Data items
▬▬▬▬▬▬

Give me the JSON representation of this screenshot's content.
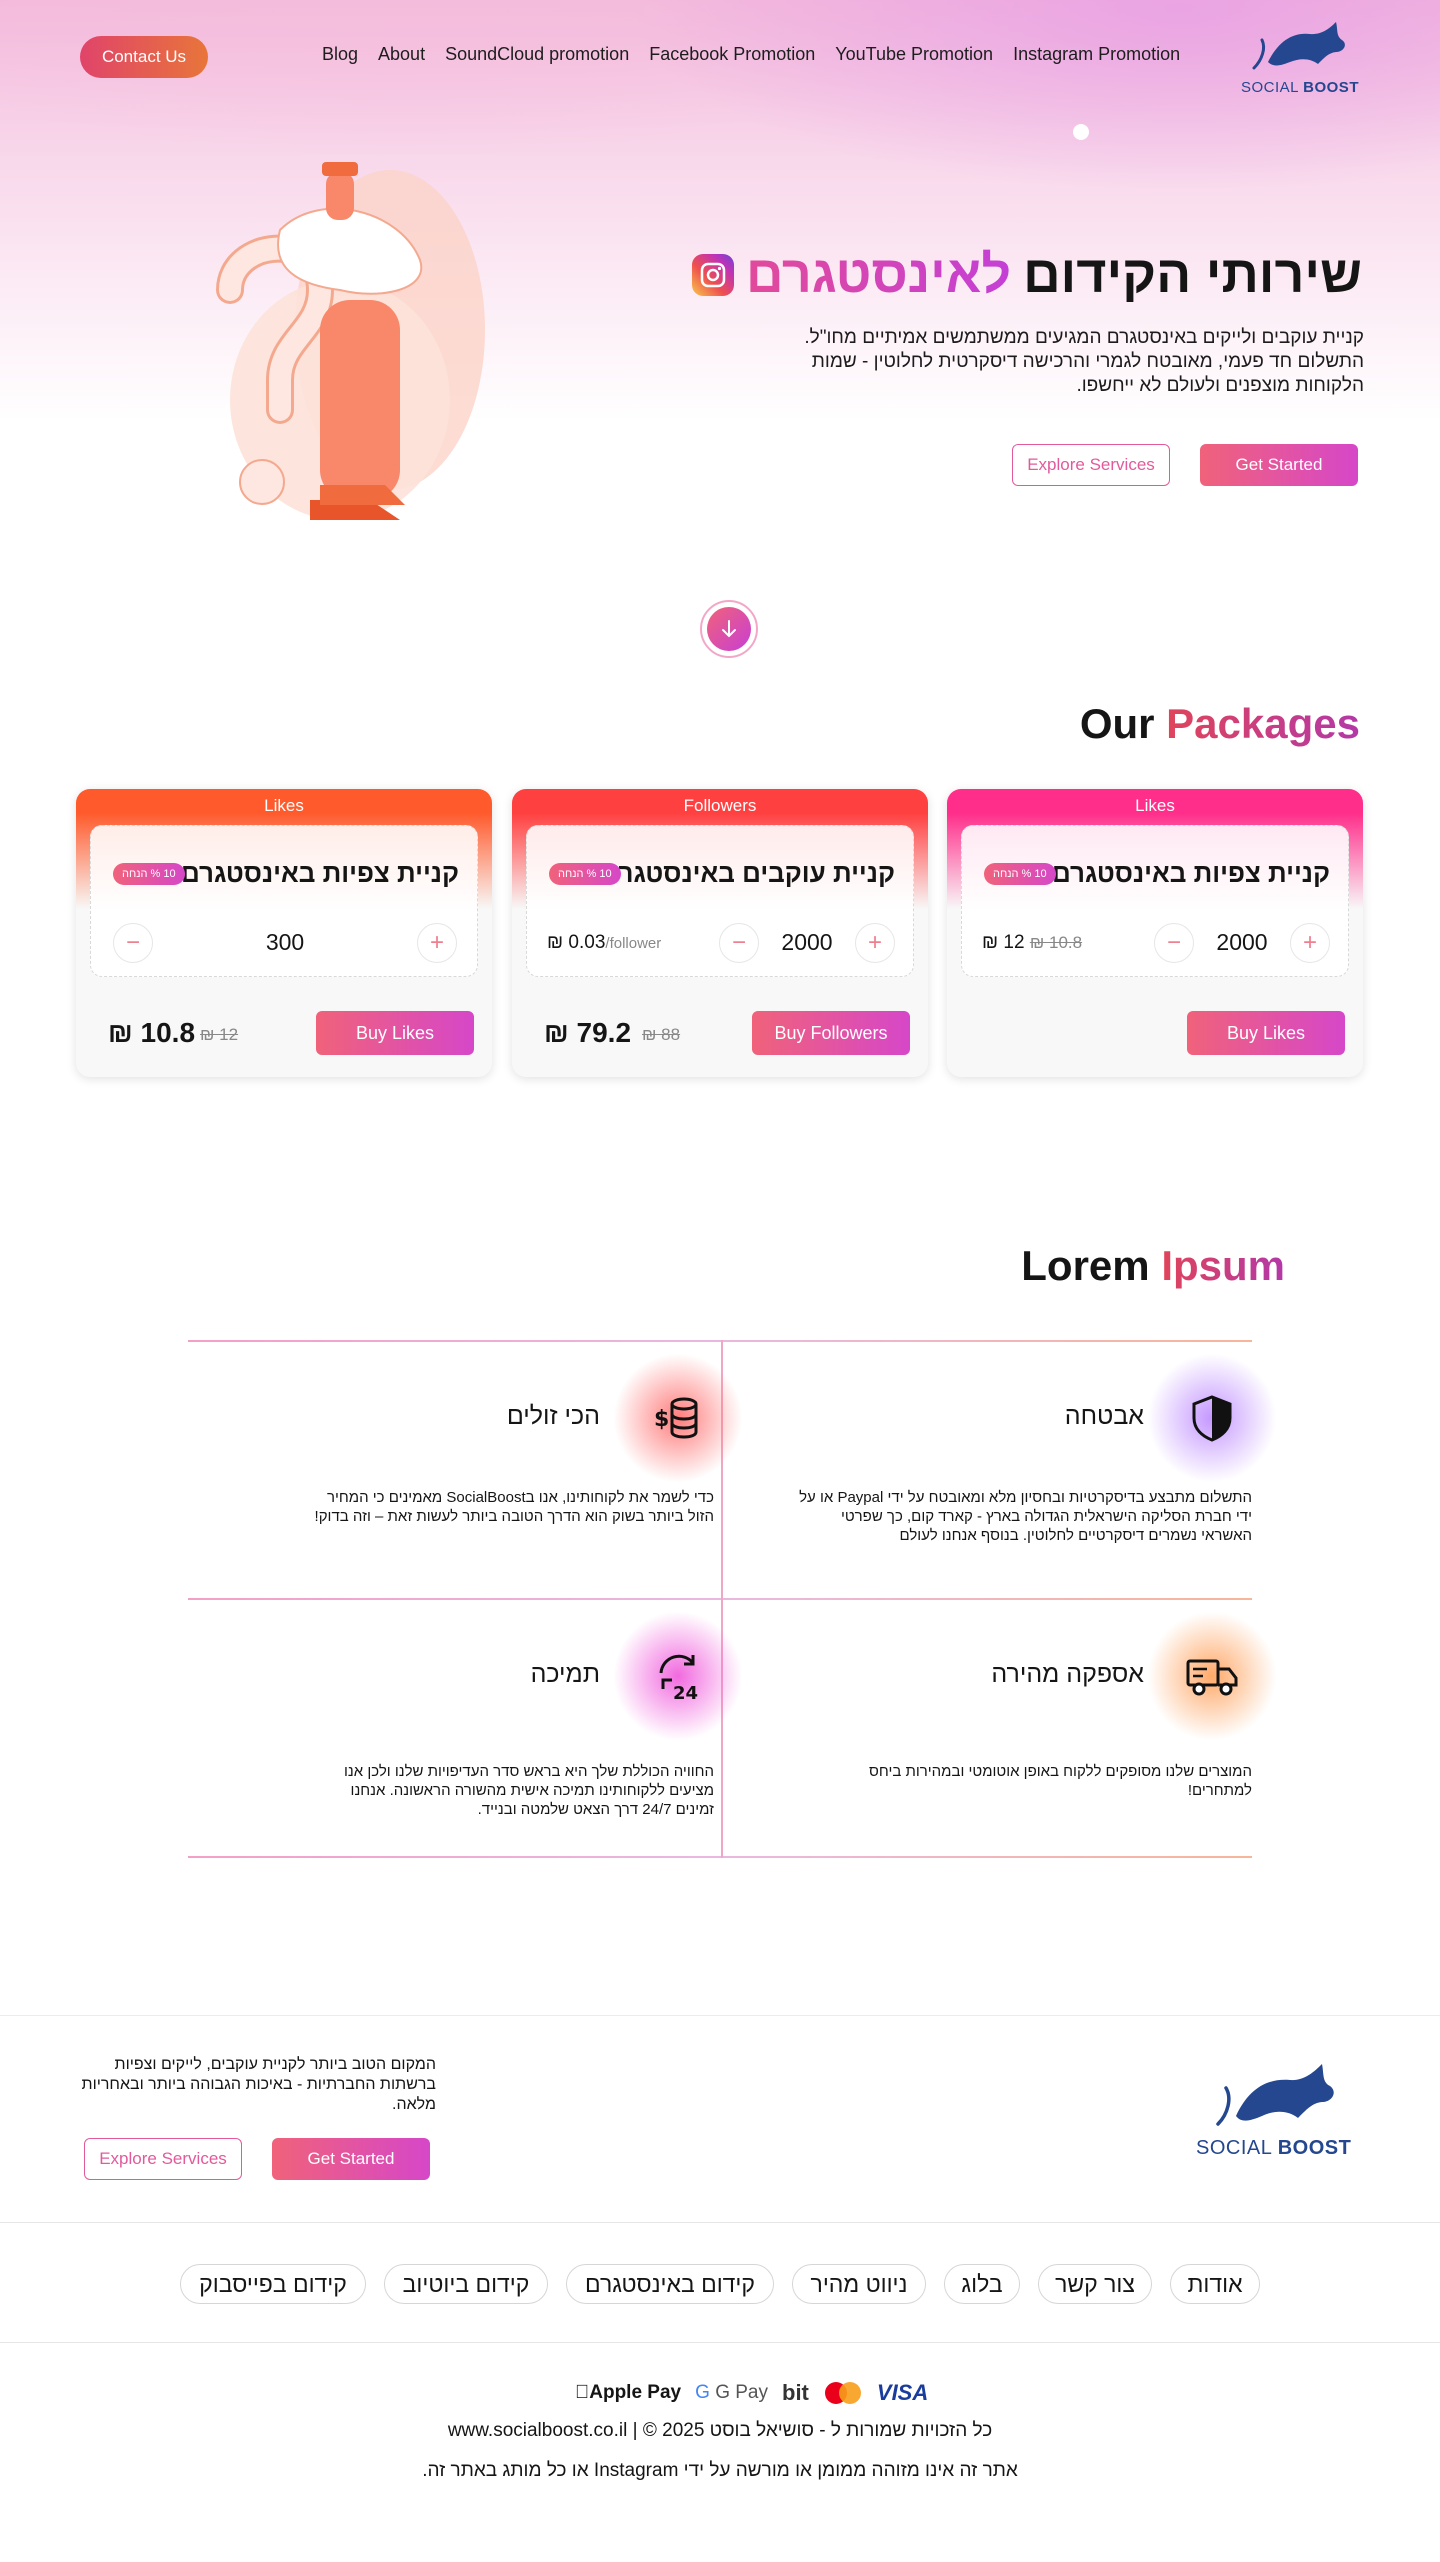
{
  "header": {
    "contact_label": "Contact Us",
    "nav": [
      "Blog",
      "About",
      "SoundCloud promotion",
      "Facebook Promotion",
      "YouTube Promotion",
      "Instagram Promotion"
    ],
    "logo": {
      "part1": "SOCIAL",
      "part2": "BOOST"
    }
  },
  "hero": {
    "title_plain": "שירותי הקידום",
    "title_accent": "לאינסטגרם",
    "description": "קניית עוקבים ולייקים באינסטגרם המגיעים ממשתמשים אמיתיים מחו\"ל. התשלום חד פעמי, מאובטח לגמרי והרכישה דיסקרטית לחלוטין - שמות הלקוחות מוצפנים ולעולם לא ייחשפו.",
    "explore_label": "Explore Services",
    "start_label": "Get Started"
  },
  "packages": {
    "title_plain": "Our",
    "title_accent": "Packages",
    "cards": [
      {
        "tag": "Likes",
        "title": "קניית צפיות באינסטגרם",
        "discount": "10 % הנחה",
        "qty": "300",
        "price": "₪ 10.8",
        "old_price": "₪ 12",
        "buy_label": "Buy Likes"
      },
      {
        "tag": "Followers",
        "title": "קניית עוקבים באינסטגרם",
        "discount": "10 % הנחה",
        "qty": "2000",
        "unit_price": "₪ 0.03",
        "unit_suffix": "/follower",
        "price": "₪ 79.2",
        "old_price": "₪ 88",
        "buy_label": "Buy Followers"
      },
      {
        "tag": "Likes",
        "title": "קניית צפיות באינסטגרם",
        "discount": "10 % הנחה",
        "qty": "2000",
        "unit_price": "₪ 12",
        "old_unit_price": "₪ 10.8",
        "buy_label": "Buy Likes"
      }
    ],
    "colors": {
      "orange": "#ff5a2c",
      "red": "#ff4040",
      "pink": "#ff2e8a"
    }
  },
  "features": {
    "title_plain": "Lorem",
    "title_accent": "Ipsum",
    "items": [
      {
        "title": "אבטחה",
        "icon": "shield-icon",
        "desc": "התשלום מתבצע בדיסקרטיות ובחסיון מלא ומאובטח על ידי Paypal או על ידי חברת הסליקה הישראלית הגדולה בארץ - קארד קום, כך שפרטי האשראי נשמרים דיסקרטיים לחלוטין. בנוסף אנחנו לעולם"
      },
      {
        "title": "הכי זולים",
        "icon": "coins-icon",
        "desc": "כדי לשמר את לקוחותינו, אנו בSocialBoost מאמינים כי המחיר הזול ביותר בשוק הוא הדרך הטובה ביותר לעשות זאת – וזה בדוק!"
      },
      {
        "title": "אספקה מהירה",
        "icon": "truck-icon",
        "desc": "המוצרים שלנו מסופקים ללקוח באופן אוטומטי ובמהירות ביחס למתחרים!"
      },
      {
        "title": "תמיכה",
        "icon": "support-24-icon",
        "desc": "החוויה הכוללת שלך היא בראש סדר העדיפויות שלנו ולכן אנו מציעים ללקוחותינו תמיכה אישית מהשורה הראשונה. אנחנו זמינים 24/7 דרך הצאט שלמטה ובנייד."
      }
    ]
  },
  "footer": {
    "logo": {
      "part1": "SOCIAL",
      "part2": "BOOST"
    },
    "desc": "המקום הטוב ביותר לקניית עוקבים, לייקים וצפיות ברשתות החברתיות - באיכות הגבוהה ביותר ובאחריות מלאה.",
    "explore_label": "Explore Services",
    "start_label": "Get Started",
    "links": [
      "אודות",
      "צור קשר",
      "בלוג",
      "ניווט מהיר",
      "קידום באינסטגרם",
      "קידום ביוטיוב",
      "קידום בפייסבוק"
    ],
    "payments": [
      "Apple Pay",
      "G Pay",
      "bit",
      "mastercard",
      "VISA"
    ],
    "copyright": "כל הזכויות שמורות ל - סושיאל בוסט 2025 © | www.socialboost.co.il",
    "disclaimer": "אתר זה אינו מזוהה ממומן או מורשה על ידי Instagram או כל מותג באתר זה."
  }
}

▬▬▬▬▬▬

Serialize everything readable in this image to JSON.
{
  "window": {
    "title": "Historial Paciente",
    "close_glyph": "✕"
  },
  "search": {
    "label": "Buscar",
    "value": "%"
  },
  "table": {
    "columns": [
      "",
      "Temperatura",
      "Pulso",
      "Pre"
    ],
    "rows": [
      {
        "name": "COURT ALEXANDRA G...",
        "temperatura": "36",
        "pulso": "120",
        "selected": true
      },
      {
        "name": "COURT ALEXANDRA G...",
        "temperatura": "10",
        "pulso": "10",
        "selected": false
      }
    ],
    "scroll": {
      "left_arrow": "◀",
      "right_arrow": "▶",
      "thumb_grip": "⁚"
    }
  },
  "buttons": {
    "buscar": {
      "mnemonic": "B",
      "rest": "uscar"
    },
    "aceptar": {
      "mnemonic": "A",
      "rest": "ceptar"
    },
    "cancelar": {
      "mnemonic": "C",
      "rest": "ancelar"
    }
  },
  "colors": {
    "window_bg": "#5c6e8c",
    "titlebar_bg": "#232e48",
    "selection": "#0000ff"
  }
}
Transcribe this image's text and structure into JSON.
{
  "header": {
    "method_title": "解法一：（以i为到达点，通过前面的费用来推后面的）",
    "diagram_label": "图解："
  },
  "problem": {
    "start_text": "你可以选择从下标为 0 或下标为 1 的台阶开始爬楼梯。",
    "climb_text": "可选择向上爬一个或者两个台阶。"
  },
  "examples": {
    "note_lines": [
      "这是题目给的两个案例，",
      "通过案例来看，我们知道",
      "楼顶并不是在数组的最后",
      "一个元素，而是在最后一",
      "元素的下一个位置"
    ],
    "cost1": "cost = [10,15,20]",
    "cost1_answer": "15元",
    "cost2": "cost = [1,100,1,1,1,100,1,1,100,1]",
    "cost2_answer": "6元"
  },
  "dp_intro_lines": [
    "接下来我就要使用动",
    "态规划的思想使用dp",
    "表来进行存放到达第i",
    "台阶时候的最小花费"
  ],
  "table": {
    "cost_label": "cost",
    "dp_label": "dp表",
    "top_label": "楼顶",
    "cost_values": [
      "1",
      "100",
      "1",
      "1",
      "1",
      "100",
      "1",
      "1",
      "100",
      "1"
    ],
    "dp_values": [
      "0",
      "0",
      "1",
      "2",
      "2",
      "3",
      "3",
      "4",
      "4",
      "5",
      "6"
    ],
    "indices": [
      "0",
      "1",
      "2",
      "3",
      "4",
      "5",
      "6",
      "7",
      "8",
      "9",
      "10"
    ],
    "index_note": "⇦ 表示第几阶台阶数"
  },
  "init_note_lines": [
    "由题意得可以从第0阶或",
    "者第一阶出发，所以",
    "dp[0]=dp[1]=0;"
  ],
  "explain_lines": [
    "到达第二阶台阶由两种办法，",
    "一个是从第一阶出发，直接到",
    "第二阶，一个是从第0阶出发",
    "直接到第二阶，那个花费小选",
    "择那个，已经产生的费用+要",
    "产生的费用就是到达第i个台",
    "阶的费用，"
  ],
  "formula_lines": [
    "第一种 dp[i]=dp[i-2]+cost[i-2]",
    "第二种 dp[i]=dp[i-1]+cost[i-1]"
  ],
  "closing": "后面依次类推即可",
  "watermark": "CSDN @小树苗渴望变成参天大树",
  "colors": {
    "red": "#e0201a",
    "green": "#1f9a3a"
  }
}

▬▬▬▬▬▬

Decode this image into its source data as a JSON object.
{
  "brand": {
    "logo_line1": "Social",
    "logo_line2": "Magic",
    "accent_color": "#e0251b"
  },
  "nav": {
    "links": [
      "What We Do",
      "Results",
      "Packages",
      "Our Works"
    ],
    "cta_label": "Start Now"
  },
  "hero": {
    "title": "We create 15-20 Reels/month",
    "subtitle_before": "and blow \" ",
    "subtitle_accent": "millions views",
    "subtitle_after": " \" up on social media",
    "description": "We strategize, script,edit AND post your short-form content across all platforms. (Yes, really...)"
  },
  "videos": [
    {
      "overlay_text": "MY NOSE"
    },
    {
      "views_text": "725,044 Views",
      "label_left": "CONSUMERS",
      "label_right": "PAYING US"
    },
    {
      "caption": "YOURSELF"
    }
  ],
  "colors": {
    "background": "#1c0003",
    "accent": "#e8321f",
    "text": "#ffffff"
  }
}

▬▬▬▬▬▬

• [Task details]
Copy every single line of the material above that holds "שלנו".

• [Solution below]
        "desc": "המוצרים שלנו מסופקים ללקוח באופן אוטומטי ובמהירות ביחס למתחרים!"
        "desc": "החוויה הכוללת שלך היא בראש סדר העדיפויות שלנו ולכן אנו מציעים ללקוחותינו תמיכה אישית מהשורה הראשונה. אנחנו זמינים 24/7 דרך הצאט שלמטה ובנייד."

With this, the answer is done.